====== DATA SECTION ======

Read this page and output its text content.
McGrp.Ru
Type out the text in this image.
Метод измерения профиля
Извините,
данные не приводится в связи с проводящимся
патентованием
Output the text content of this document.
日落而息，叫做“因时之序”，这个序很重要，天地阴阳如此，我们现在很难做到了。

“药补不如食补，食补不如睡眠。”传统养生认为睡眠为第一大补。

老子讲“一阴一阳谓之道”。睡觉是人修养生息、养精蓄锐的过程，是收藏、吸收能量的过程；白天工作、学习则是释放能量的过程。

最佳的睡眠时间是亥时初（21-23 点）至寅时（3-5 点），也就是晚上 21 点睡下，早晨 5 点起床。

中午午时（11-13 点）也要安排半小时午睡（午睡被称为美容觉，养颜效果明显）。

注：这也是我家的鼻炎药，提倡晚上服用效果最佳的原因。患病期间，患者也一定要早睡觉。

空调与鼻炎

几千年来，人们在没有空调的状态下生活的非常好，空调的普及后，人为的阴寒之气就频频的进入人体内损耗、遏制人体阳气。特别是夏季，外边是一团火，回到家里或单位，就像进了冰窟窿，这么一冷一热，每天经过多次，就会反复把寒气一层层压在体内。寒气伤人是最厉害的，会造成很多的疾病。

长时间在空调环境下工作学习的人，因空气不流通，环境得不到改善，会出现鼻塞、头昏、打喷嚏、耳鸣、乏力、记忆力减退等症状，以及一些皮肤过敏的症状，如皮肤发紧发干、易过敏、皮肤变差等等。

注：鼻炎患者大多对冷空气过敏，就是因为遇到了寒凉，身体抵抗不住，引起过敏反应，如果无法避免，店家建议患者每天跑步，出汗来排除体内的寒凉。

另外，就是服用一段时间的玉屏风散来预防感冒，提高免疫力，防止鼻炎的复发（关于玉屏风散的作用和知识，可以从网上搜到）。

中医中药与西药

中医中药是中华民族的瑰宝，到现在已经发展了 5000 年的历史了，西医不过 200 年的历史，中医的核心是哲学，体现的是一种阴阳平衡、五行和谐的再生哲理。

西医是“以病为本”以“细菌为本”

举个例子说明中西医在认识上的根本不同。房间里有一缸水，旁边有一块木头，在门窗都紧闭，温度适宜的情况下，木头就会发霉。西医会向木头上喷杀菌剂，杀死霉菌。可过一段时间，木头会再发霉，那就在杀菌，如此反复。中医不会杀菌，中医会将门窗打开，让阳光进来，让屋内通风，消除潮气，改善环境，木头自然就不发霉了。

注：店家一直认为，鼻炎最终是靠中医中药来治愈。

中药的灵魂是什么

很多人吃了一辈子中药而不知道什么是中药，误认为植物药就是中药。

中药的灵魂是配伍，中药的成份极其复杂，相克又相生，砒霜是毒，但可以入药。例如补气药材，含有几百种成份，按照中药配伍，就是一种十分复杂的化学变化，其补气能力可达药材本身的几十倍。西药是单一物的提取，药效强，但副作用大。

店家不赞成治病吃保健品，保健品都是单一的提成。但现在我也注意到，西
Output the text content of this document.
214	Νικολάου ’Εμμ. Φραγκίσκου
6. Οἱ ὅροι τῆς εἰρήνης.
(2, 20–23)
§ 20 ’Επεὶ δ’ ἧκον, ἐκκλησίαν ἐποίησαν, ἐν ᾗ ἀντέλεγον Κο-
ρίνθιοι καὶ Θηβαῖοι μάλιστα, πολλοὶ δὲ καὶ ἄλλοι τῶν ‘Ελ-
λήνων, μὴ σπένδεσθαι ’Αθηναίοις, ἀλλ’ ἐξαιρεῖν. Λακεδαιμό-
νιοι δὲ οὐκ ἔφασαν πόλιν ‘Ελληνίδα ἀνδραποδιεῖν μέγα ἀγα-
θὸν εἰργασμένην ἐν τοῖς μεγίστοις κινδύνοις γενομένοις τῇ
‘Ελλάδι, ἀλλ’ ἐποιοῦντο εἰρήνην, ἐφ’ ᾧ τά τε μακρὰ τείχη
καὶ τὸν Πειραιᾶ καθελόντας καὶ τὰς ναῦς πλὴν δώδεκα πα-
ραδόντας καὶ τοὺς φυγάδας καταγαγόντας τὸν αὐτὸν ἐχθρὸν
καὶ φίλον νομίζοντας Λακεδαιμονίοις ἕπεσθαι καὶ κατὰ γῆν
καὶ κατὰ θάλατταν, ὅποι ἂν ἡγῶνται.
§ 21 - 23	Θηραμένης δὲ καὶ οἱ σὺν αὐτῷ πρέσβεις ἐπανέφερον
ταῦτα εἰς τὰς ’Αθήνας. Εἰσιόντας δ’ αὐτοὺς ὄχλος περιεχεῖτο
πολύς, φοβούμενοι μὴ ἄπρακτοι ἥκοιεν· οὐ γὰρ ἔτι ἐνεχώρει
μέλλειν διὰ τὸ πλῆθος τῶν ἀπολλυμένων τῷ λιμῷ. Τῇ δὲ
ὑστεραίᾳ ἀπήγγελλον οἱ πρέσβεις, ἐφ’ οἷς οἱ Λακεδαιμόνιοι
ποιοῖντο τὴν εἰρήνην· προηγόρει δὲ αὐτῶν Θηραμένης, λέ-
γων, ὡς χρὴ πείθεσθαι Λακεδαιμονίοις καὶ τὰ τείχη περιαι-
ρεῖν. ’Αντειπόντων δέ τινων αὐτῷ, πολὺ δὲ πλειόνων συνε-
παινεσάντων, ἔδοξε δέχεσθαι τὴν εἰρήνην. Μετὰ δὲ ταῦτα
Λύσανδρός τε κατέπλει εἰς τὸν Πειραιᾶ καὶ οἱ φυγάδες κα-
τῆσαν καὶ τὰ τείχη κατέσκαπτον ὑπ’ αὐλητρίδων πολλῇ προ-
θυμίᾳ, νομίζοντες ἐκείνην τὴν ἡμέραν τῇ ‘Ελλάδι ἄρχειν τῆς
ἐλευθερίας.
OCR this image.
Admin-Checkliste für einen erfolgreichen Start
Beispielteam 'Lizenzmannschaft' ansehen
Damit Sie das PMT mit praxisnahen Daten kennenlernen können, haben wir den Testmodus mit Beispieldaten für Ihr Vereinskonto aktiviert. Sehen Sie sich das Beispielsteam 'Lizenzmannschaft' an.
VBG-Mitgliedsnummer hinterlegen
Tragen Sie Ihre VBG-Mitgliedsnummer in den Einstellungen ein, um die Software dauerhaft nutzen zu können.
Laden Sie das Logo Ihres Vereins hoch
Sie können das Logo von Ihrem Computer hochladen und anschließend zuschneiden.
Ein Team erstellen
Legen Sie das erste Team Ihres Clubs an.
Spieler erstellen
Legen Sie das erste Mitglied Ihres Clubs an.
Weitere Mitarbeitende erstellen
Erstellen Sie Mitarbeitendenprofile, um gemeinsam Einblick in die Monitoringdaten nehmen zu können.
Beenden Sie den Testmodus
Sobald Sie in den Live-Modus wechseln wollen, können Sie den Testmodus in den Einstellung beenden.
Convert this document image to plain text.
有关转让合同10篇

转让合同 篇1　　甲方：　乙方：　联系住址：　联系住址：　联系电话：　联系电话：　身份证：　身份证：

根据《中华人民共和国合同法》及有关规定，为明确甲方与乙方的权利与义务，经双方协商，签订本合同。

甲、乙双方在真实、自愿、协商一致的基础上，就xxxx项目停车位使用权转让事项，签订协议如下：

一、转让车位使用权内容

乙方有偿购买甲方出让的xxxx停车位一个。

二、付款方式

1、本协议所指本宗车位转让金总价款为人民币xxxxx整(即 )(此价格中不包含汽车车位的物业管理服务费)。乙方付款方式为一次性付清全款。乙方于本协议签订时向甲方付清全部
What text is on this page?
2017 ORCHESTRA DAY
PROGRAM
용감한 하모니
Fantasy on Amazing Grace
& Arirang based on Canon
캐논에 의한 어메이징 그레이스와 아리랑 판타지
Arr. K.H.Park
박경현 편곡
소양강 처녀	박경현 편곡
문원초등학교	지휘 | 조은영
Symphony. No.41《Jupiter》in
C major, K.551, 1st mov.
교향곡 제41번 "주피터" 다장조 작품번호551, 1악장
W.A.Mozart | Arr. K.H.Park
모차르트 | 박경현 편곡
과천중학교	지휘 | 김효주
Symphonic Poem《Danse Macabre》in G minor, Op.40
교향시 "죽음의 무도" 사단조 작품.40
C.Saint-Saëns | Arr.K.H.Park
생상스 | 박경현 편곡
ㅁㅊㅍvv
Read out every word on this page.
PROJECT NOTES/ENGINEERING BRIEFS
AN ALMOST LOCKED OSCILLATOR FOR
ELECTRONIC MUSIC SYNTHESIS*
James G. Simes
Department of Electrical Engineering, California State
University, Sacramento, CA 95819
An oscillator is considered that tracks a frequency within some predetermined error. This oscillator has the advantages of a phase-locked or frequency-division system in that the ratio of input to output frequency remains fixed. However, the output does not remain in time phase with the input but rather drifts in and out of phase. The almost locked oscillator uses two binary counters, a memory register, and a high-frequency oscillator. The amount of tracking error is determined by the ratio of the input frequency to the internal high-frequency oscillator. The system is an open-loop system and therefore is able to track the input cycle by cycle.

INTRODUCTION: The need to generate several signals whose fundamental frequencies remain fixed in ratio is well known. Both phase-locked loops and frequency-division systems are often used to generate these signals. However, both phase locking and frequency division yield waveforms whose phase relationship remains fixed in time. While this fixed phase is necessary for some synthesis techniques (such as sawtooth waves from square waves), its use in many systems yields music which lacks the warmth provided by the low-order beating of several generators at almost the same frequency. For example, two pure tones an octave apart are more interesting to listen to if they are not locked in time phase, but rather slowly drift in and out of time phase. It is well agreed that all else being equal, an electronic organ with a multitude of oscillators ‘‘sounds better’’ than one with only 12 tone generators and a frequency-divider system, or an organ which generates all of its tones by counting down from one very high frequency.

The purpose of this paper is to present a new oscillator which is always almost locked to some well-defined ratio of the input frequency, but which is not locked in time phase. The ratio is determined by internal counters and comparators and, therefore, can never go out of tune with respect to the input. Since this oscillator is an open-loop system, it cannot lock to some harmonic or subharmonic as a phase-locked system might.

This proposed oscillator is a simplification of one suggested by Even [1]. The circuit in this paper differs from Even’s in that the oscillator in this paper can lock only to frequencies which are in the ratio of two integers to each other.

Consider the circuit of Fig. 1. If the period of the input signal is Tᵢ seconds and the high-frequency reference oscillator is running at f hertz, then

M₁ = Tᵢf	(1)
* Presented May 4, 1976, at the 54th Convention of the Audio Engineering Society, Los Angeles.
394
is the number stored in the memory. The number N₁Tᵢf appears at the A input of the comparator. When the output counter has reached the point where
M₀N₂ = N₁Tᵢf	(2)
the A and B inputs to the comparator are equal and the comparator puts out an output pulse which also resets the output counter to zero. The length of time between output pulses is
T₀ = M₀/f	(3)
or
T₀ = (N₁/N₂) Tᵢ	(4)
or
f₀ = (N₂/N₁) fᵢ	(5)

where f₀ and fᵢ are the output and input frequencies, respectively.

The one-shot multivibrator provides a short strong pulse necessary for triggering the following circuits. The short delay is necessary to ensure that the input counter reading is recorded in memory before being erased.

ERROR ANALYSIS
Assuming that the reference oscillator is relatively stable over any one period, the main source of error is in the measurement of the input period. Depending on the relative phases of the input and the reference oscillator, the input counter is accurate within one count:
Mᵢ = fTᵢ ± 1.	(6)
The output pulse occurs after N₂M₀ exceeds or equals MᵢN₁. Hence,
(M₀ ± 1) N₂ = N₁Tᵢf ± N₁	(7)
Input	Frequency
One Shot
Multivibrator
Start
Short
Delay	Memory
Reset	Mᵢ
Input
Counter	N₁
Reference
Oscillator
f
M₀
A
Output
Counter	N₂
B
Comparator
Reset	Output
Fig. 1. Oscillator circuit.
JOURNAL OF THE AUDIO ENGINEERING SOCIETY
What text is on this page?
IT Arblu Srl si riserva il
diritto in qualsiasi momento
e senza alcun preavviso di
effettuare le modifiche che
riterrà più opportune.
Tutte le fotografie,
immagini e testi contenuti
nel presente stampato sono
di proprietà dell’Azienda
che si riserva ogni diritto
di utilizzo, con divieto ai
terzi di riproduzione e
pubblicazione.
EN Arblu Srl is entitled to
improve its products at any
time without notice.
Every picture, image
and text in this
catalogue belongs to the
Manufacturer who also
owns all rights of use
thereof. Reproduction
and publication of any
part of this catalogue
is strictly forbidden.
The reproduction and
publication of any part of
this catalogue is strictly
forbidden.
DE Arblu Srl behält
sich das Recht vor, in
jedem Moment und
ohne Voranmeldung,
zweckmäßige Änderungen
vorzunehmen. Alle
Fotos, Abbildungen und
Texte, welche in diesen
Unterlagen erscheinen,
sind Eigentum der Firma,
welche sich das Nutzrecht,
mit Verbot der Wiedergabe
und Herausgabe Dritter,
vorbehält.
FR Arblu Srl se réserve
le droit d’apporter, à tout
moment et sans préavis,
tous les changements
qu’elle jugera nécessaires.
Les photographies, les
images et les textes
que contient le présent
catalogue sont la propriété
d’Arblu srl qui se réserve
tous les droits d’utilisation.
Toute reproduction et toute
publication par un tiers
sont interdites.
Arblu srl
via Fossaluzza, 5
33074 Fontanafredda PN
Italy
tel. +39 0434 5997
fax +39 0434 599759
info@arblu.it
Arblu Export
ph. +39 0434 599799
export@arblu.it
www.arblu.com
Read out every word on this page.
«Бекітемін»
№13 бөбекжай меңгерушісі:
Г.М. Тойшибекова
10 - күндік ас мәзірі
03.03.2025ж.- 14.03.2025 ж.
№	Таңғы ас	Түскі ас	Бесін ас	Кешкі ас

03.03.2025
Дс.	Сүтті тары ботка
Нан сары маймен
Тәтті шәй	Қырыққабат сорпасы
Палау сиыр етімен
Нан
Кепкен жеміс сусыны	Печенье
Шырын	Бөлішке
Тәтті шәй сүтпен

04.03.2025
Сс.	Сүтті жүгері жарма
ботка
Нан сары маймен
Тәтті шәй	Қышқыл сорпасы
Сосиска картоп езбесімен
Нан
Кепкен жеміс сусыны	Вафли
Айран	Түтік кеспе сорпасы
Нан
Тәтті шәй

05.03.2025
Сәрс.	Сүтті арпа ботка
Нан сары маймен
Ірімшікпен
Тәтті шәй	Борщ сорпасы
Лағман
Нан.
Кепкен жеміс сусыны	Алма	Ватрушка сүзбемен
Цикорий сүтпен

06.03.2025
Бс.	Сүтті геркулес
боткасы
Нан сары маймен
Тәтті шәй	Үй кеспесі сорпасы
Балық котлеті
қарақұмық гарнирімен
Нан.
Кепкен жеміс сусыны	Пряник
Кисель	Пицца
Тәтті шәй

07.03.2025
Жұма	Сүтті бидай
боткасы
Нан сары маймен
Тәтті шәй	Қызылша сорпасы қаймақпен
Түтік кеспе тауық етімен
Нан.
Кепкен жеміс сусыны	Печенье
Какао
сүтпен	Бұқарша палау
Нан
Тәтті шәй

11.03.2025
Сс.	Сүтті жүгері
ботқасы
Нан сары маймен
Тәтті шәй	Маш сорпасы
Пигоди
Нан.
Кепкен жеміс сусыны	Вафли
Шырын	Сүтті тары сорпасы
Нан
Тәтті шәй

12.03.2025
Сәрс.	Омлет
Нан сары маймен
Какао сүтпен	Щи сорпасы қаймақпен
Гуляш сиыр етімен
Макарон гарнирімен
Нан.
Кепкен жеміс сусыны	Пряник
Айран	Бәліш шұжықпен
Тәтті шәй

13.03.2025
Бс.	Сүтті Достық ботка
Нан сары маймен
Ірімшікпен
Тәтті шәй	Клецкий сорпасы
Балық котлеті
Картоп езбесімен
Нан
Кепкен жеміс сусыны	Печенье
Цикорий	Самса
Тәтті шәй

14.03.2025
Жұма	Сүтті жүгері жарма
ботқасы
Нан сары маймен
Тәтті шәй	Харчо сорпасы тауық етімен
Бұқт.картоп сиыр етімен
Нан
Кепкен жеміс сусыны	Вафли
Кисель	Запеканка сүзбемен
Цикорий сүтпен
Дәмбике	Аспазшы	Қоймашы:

======

GIVEN EXERCISE. Copy all lines from the material that hold "riserva".

ANSWER BELOW.
IT Arblu Srl si riserva il
che si riserva ogni diritto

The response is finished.